YOUR GOAL :: All records must be quoted exactly. Omit the pictures.

Extracts from a graphics dataset
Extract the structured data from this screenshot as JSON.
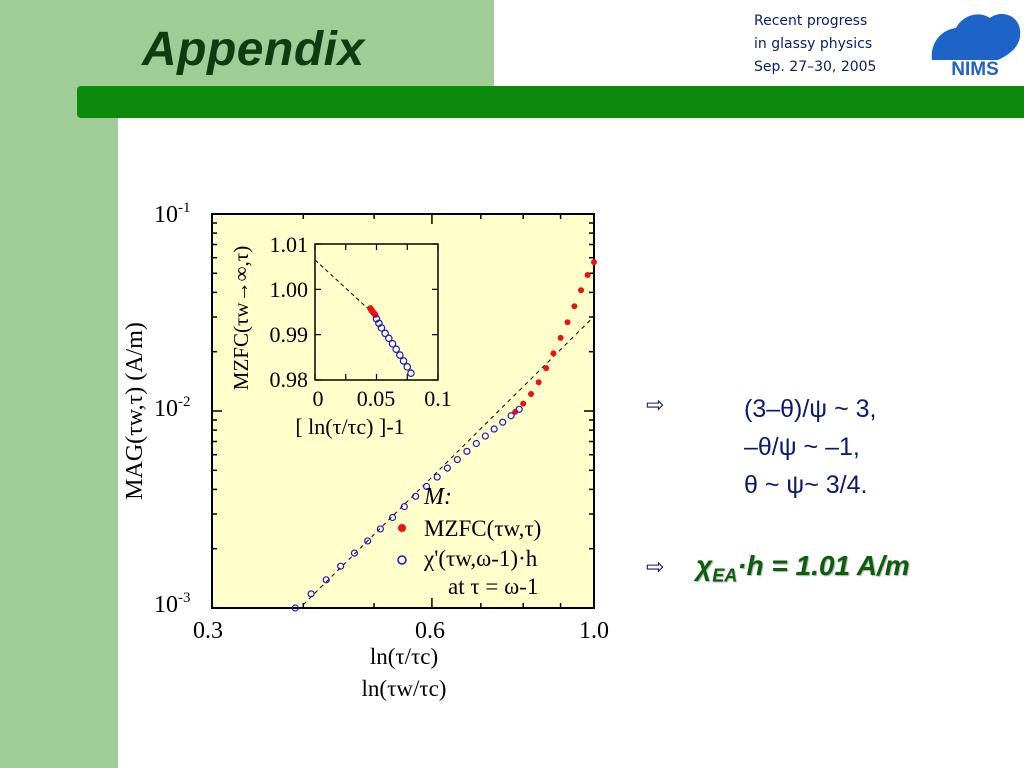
{
  "slide": {
    "title": "Appendix",
    "conference": [
      "Recent progress",
      "in glassy physics",
      "Sep. 27–30, 2005"
    ],
    "logo_text": "NIMS",
    "bullets": {
      "icon": "arrow-icon",
      "lines": [
        "(3–θ)/ψ ~ 3,",
        "–θ/ψ ~ –1,",
        "θ ~ ψ~ 3/4."
      ],
      "result_symbol": "χ",
      "result_subscript": "EA",
      "result_rest": "·h = 1.01 A/m"
    },
    "colors": {
      "accent_green": "#0b8a0b",
      "title_green": "#0f3d12",
      "text_navy": "#0b1a6e",
      "plot_bg": "#ffffcc",
      "zfc_red": "#ee1111",
      "chi_blue": "#1a1acc"
    }
  },
  "chart_data": [
    {
      "type": "scatter",
      "panel": "main",
      "xscale": "log",
      "yscale": "log",
      "xlim": [
        0.3,
        1.0
      ],
      "ylim": [
        0.001,
        0.1
      ],
      "xticks": [
        "0.3",
        "0.6",
        "1.0"
      ],
      "yticks": [
        "10",
        "10",
        "10"
      ],
      "ytick_exponents": [
        "-3",
        "-2",
        "-1"
      ],
      "xlabel_lines": [
        "ln(τ/τc)",
        "ln(τw/τc)"
      ],
      "ylabel": "MAG(τw,τ) (A/m)",
      "legend": {
        "header": "M:",
        "zfc": "MZFC(τw,τ)",
        "chi": "χ'(τw,ω-1)·h",
        "chi_note": "at τ = ω-1"
      },
      "series": [
        {
          "name": "MZFC(τw,τ)",
          "marker": "filled-circle",
          "color": "#ee1111",
          "x": [
            0.78,
            0.8,
            0.82,
            0.84,
            0.86,
            0.88,
            0.9,
            0.92,
            0.94,
            0.96,
            0.98,
            1.0
          ],
          "y": [
            0.0099,
            0.0109,
            0.0122,
            0.014,
            0.0165,
            0.0196,
            0.0235,
            0.0282,
            0.034,
            0.041,
            0.049,
            0.057
          ]
        },
        {
          "name": "χ'(τw,ω-1)·h",
          "marker": "open-circle",
          "color": "#1a1acc",
          "x": [
            0.39,
            0.41,
            0.43,
            0.45,
            0.47,
            0.49,
            0.51,
            0.53,
            0.55,
            0.57,
            0.59,
            0.61,
            0.63,
            0.65,
            0.67,
            0.69,
            0.71,
            0.73,
            0.75,
            0.77,
            0.79
          ],
          "y": [
            0.001,
            0.00118,
            0.00139,
            0.00163,
            0.0019,
            0.00219,
            0.00252,
            0.00288,
            0.00327,
            0.00369,
            0.00414,
            0.00462,
            0.00513,
            0.00567,
            0.00624,
            0.00684,
            0.00746,
            0.0081,
            0.00877,
            0.00946,
            0.0102
          ]
        }
      ],
      "fit_line": {
        "style": "dashed",
        "x": [
          0.4,
          1.0
        ],
        "y": [
          0.00104,
          0.0302
        ]
      }
    },
    {
      "type": "scatter",
      "panel": "inset",
      "xlim": [
        0,
        0.1
      ],
      "ylim": [
        0.98,
        1.01
      ],
      "xticks": [
        "0",
        "0.05",
        "0.1"
      ],
      "yticks": [
        "0.98",
        "0.99",
        "1.00",
        "1.01"
      ],
      "xlabel": "[ ln(τ/τc) ]-1",
      "ylabel": "MZFC(τw→∞,τ)",
      "series": [
        {
          "name": "MZFC",
          "marker": "filled-circle",
          "color": "#ee1111",
          "x": [
            0.045,
            0.046,
            0.047,
            0.048,
            0.049
          ],
          "y": [
            0.9958,
            0.9954,
            0.995,
            0.9947,
            0.9944
          ]
        },
        {
          "name": "χ'h",
          "marker": "open-circle",
          "color": "#1a1acc",
          "x": [
            0.05,
            0.052,
            0.054,
            0.057,
            0.06,
            0.063,
            0.066,
            0.069,
            0.072,
            0.075,
            0.078
          ],
          "y": [
            0.9935,
            0.9925,
            0.9915,
            0.9903,
            0.9892,
            0.988,
            0.9868,
            0.9855,
            0.9842,
            0.9829,
            0.9815
          ]
        }
      ],
      "fit_line": {
        "style": "dashed",
        "x": [
          0.0,
          0.05
        ],
        "y": [
          1.0065,
          0.994
        ]
      }
    }
  ]
}
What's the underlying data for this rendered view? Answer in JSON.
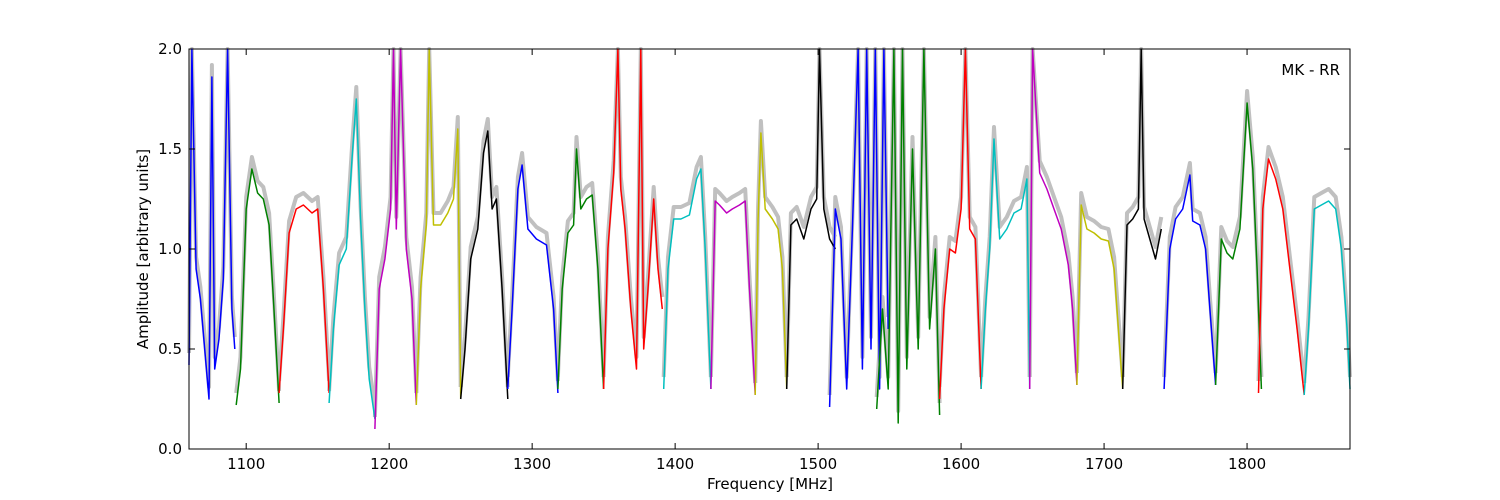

REPLY ::
Extract the structured data from this screenshot as JSON.
{
  "slide": {
    "title": "Appendix",
    "conference": [
      "Recent progress",
      "in glassy physics",
      "Sep. 27–30, 2005"
    ],
    "logo_text": "NIMS",
    "bullets": {
      "icon": "arrow-icon",
      "lines": [
        "(3–θ)/ψ ~ 3,",
        "–θ/ψ ~ –1,",
        "θ ~ ψ~ 3/4."
      ],
      "result_symbol": "χ",
      "result_subscript": "EA",
      "result_rest": "·h = 1.01 A/m"
    },
    "colors": {
      "accent_green": "#0b8a0b",
      "title_green": "#0f3d12",
      "text_navy": "#0b1a6e",
      "plot_bg": "#ffffcc",
      "zfc_red": "#ee1111",
      "chi_blue": "#1a1acc"
    }
  },
  "chart_data": [
    {
      "type": "scatter",
      "panel": "main",
      "xscale": "log",
      "yscale": "log",
      "xlim": [
        0.3,
        1.0
      ],
      "ylim": [
        0.001,
        0.1
      ],
      "xticks": [
        "0.3",
        "0.6",
        "1.0"
      ],
      "yticks": [
        "10",
        "10",
        "10"
      ],
      "ytick_exponents": [
        "-3",
        "-2",
        "-1"
      ],
      "xlabel_lines": [
        "ln(τ/τc)",
        "ln(τw/τc)"
      ],
      "ylabel": "MAG(τw,τ) (A/m)",
      "legend": {
        "header": "M:",
        "zfc": "MZFC(τw,τ)",
        "chi": "χ'(τw,ω-1)·h",
        "chi_note": "at τ = ω-1"
      },
      "series": [
        {
          "name": "MZFC(τw,τ)",
          "marker": "filled-circle",
          "color": "#ee1111",
          "x": [
            0.78,
            0.8,
            0.82,
            0.84,
            0.86,
            0.88,
            0.9,
            0.92,
            0.94,
            0.96,
            0.98,
            1.0
          ],
          "y": [
            0.0099,
            0.0109,
            0.0122,
            0.014,
            0.0165,
            0.0196,
            0.0235,
            0.0282,
            0.034,
            0.041,
            0.049,
            0.057
          ]
        },
        {
          "name": "χ'(τw,ω-1)·h",
          "marker": "open-circle",
          "color": "#1a1acc",
          "x": [
            0.39,
            0.41,
            0.43,
            0.45,
            0.47,
            0.49,
            0.51,
            0.53,
            0.55,
            0.57,
            0.59,
            0.61,
            0.63,
            0.65,
            0.67,
            0.69,
            0.71,
            0.73,
            0.75,
            0.77,
            0.79
          ],
          "y": [
            0.001,
            0.00118,
            0.00139,
            0.00163,
            0.0019,
            0.00219,
            0.00252,
            0.00288,
            0.00327,
            0.00369,
            0.00414,
            0.00462,
            0.00513,
            0.00567,
            0.00624,
            0.00684,
            0.00746,
            0.0081,
            0.00877,
            0.00946,
            0.0102
          ]
        }
      ],
      "fit_line": {
        "style": "dashed",
        "x": [
          0.4,
          1.0
        ],
        "y": [
          0.00104,
          0.0302
        ]
      }
    },
    {
      "type": "scatter",
      "panel": "inset",
      "xlim": [
        0,
        0.1
      ],
      "ylim": [
        0.98,
        1.01
      ],
      "xticks": [
        "0",
        "0.05",
        "0.1"
      ],
      "yticks": [
        "0.98",
        "0.99",
        "1.00",
        "1.01"
      ],
      "xlabel": "[ ln(τ/τc) ]-1",
      "ylabel": "MZFC(τw→∞,τ)",
      "series": [
        {
          "name": "MZFC",
          "marker": "filled-circle",
          "color": "#ee1111",
          "x": [
            0.045,
            0.046,
            0.047,
            0.048,
            0.049
          ],
          "y": [
            0.9958,
            0.9954,
            0.995,
            0.9947,
            0.9944
          ]
        },
        {
          "name": "χ'h",
          "marker": "open-circle",
          "color": "#1a1acc",
          "x": [
            0.05,
            0.052,
            0.054,
            0.057,
            0.06,
            0.063,
            0.066,
            0.069,
            0.072,
            0.075,
            0.078
          ],
          "y": [
            0.9935,
            0.9925,
            0.9915,
            0.9903,
            0.9892,
            0.988,
            0.9868,
            0.9855,
            0.9842,
            0.9829,
            0.9815
          ]
        }
      ],
      "fit_line": {
        "style": "dashed",
        "x": [
          0.0,
          0.05
        ],
        "y": [
          1.0065,
          0.994
        ]
      }
    }
  ]
}
What's the underlying data for this rendered view? Answer in JSON.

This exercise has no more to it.